TASK DIRECTIONS:
Reproduce each line from the records that holds "back".

Stored records
++++++
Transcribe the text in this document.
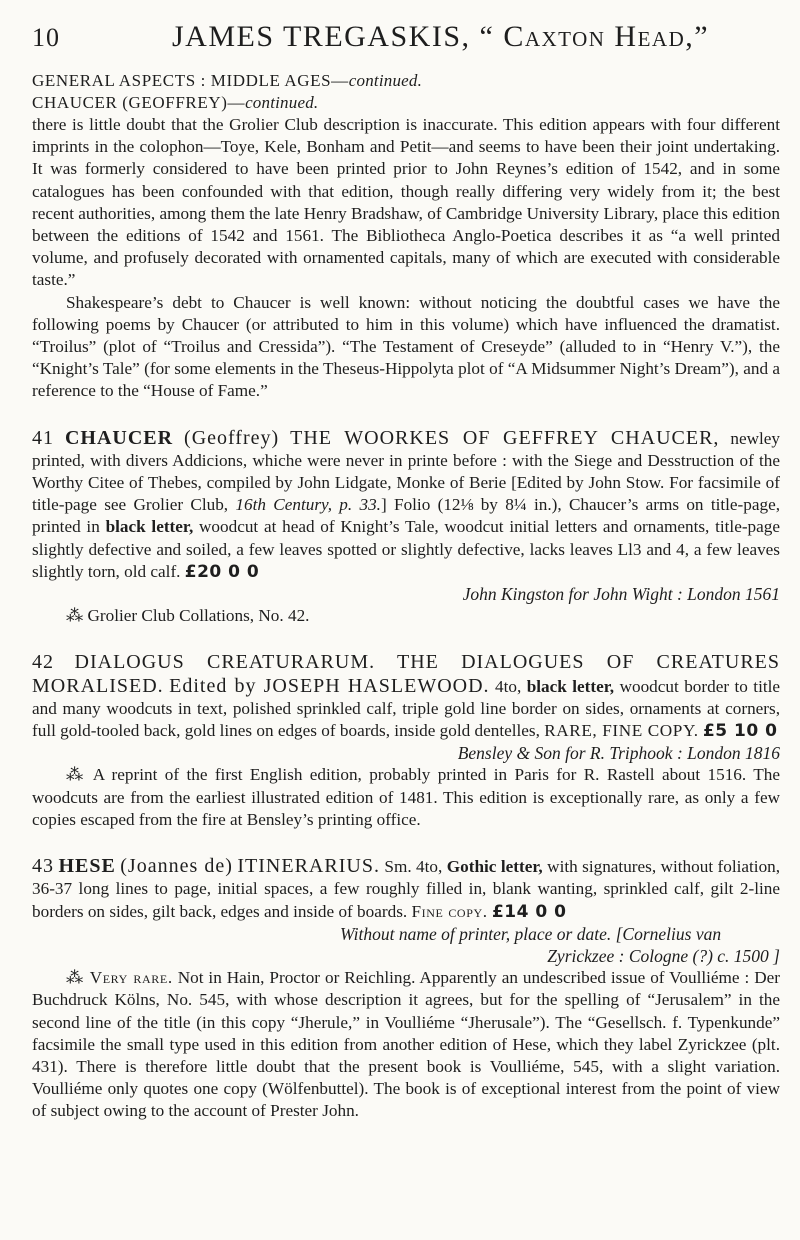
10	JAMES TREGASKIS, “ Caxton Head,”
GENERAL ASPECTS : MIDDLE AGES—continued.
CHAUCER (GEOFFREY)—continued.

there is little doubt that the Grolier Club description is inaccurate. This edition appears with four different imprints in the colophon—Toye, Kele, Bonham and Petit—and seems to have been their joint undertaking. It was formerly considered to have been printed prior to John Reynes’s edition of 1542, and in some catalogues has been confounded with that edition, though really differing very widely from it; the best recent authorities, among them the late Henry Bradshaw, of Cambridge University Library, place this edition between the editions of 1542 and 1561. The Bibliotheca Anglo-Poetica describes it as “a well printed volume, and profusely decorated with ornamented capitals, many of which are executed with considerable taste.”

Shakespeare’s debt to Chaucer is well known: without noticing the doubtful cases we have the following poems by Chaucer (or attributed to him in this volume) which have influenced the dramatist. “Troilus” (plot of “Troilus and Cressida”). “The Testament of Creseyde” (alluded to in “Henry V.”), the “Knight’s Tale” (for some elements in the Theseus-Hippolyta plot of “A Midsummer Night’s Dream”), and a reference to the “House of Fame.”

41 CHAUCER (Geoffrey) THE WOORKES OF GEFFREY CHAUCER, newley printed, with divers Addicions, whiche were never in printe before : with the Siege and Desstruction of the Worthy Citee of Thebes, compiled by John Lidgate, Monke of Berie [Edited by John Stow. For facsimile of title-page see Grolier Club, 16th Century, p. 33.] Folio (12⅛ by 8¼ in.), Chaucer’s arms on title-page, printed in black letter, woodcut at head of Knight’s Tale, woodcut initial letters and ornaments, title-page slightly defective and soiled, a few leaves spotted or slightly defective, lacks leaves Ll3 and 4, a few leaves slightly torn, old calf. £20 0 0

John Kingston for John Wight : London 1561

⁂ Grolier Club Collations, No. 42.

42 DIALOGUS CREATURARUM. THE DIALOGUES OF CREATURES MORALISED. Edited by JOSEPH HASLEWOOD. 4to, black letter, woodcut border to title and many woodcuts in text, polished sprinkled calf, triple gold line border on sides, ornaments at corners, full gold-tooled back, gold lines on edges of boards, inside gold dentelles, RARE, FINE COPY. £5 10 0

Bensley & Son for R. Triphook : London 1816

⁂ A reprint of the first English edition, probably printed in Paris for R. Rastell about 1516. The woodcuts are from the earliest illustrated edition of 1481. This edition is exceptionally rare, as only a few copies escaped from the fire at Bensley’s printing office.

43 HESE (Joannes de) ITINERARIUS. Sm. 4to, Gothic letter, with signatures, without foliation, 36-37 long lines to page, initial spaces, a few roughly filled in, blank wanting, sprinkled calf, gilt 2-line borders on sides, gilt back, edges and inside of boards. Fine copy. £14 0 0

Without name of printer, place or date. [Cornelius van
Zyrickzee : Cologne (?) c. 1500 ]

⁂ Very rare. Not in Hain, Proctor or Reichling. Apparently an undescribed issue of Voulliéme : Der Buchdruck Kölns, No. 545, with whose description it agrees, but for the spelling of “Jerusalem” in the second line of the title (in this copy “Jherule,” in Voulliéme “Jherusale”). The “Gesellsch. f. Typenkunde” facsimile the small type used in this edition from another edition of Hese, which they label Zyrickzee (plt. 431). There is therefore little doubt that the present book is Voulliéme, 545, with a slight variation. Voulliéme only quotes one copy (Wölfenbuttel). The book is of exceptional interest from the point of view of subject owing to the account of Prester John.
++++++
COMPLETE ANSWER:
42 DIALOGUS CREATURARUM. THE DIALOGUES OF CREATURES MORALISED. Edited by JOSEPH HASLEWOOD. 4to, black letter, woodcut border to title and many woodcuts in text, polished sprinkled calf, triple gold line border on sides, ornaments at corners, full gold-tooled back, gold lines on edges of boards, inside gold dentelles, RARE, FINE COPY. £5 10 0
43 HESE (Joannes de) ITINERARIUS. Sm. 4to, Gothic letter, with signatures, without foliation, 36-37 long lines to page, initial spaces, a few roughly filled in, blank wanting, sprinkled calf, gilt 2-line borders on sides, gilt back, edges and inside of boards. Fine copy. £14 0 0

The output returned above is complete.